What the exercise asks:
Each entry below is to be duplicated verbatim.

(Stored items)

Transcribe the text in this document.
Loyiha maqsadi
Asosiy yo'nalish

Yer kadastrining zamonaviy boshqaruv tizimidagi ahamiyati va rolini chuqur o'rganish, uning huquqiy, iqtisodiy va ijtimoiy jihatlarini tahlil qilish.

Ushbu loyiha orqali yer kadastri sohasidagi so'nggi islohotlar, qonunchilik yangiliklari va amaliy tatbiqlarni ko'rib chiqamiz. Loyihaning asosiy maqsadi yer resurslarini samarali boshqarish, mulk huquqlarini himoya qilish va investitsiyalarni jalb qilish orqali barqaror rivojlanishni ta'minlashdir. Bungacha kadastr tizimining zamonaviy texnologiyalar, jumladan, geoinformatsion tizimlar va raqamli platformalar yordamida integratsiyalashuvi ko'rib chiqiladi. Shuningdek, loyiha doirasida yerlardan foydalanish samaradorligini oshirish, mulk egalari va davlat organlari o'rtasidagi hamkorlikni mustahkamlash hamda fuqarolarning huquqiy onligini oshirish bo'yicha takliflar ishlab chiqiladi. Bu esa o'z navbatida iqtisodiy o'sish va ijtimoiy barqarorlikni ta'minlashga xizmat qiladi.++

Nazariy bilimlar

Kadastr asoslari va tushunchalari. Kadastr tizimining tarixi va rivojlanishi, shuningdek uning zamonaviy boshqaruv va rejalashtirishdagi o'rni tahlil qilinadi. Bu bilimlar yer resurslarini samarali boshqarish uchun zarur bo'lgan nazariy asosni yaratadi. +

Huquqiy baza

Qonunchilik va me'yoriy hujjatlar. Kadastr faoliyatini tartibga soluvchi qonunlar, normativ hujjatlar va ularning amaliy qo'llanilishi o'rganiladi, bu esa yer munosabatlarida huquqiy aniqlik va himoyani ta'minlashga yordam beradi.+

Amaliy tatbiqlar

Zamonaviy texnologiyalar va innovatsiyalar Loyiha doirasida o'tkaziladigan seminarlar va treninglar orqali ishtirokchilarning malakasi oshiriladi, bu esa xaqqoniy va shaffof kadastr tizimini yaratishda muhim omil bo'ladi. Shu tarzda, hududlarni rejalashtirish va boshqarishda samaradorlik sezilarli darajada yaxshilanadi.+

Worked solution:
Transcribe the text in this document.
Loyiha maqsadi
Asosiy yo'nalish

Yer kadastrining zamonaviy boshqaruv tizimidagi ahamiyati va rolini chuqur o'rganish, uning huquqiy, iqtisodiy va ijtimoiy jihatlarini tahlil qilish.

Ushbu loyiha orqali yer kadastri sohasidagi so'nggi islohotlar, qonunchilik yangiliklari va amaliy tatbiqlarni ko'rib chiqamiz. Loyihaning asosiy maqsadi yer resurslarini samarali boshqarish, mulk huquqlarini himoya qilish va investitsiyalarni jalb qilish orqali barqaror rivojlanishni ta'minlashdir. Bungacha kadastr tizimining zamonaviy texnologiyalar, jumladan, geoinformatsion tizimlar va raqamli platformalar yordamida integratsiyalashuvi ko'rib chiqiladi. Shuningdek, loyiha doirasida yerlardan foydalanish samaradorligini oshirish, mulk egalari va davlat organlari o'rtasidagi hamkorlikni mustahkamlash hamda fuqarolarning huquqiy onligini oshirish bo'yicha takliflar ishlab chiqiladi. Bu esa o'z navbatida iqtisodiy o'sish va ijtimoiy barqarorlikni ta'minlashga xizmat qiladi.++

Nazariy bilimlar

Kadastr asoslari va tushunchalari. Kadastr tizimining tarixi va rivojlanishi, shuningdek uning zamonaviy boshqaruv va rejalashtirishdagi o'rni tahlil qilinadi. Bu bilimlar yer resurslarini samarali boshqarish uchun zarur bo'lgan nazariy asosni yaratadi. +

Huquqiy baza

Qonunchilik va me'yoriy hujjatlar. Kadastr faoliyatini tartibga soluvchi qonunlar, normativ hujjatlar va ularning amaliy qo'llanilishi o'rganiladi, bu esa yer munosabatlarida huquqiy aniqlik va himoyani ta'minlashga yordam beradi.+

Amaliy tatbiqlar

Zamonaviy texnologiyalar va innovatsiyalar Loyiha doirasida o'tkaziladigan seminarlar va treninglar orqali ishtirokchilarning malakasi oshiriladi, bu esa xaqqoniy va shaffof kadastr tizimini yaratishda muhim omil bo'ladi. Shu tarzda, hududlarni rejalashtirish va boshqarishda samaradorlik sezilarli darajada yaxshilanadi.+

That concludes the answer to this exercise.